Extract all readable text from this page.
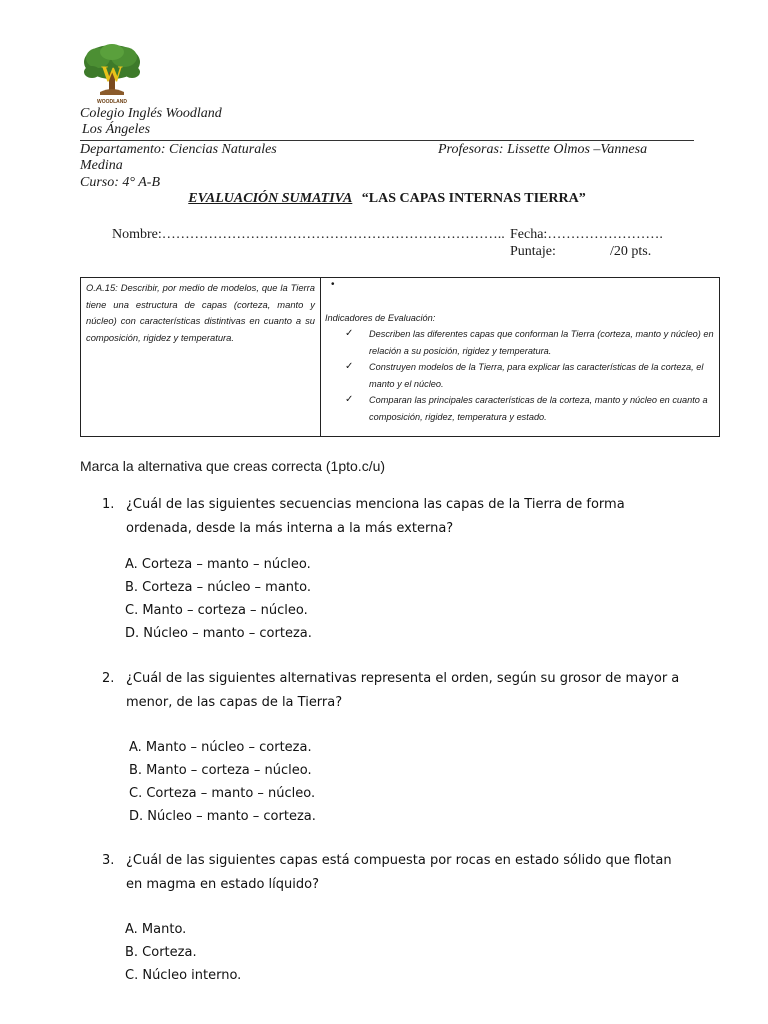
W
WOODLAND
Colegio Inglés Woodland
Los Ángeles
Departamento: Ciencias Naturales Medina
Profesoras: Lissette Olmos –Vannesa
Curso: 4° A-B
EVALUACIÓN SUMATIVA “LAS CAPAS INTERNAS TIERRA”
Nombre:……………………………………………………………….. Fecha:…………………….
Puntaje:	/20 pts.
O.A.15: Describir, por medio de modelos, que la Tierra tiene una estructura de capas (corteza, manto y núcleo) con características distintivas en cuanto a su composición, rigidez y temperatura.
•
Indicadores de Evaluación:
✓ Describen las diferentes capas que conforman la Tierra (corteza, manto y núcleo) en relación a su posición, rigidez y temperatura.
✓ Construyen modelos de la Tierra, para explicar las características de la corteza, el manto y el núcleo.
✓ Comparan las principales características de la corteza, manto y núcleo en cuanto a composición, rigidez, temperatura y estado.
Marca la alternativa que creas correcta (1pto.c/u)
1. ¿Cuál de las siguientes secuencias menciona las capas de la Tierra de forma ordenada, desde la más interna a la más externa?
A. Corteza – manto – núcleo.
B. Corteza – núcleo – manto.
C. Manto – corteza – núcleo.
D. Núcleo – manto – corteza.
2. ¿Cuál de las siguientes alternativas representa el orden, según su grosor de mayor a menor, de las capas de la Tierra?
A. Manto – núcleo – corteza.
B. Manto – corteza – núcleo.
C. Corteza – manto – núcleo.
D. Núcleo – manto – corteza.
3. ¿Cuál de las siguientes capas está compuesta por rocas en estado sólido que flotan en magma en estado líquido?
A. Manto.
B. Corteza.
C. Núcleo interno.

********************

▶ Instructions to follow
Each entry must be retyped word for word, with every image omitted.

▶ Final result
Extract all readable text from this page.
W
WOODLAND
Colegio Inglés Woodland
Los Ángeles
Departamento: Ciencias Naturales Medina
Profesoras: Lissette Olmos –Vannesa
Curso: 4° A-B
EVALUACIÓN SUMATIVA “LAS CAPAS INTERNAS TIERRA”
Nombre:……………………………………………………………….. Fecha:…………………….
Puntaje:	/20 pts.
O.A.15: Describir, por medio de modelos, que la Tierra tiene una estructura de capas (corteza, manto y núcleo) con características distintivas en cuanto a su composición, rigidez y temperatura.
•
Indicadores de Evaluación:
✓ Describen las diferentes capas que conforman la Tierra (corteza, manto y núcleo) en relación a su posición, rigidez y temperatura.
✓ Construyen modelos de la Tierra, para explicar las características de la corteza, el manto y el núcleo.
✓ Comparan las principales características de la corteza, manto y núcleo en cuanto a composición, rigidez, temperatura y estado.
Marca la alternativa que creas correcta (1pto.c/u)
1. ¿Cuál de las siguientes secuencias menciona las capas de la Tierra de forma ordenada, desde la más interna a la más externa?
A. Corteza – manto – núcleo.
B. Corteza – núcleo – manto.
C. Manto – corteza – núcleo.
D. Núcleo – manto – corteza.
2. ¿Cuál de las siguientes alternativas representa el orden, según su grosor de mayor a menor, de las capas de la Tierra?
A. Manto – núcleo – corteza.
B. Manto – corteza – núcleo.
C. Corteza – manto – núcleo.
D. Núcleo – manto – corteza.
3. ¿Cuál de las siguientes capas está compuesta por rocas en estado sólido que flotan en magma en estado líquido?
A. Manto.
B. Corteza.
C. Núcleo interno.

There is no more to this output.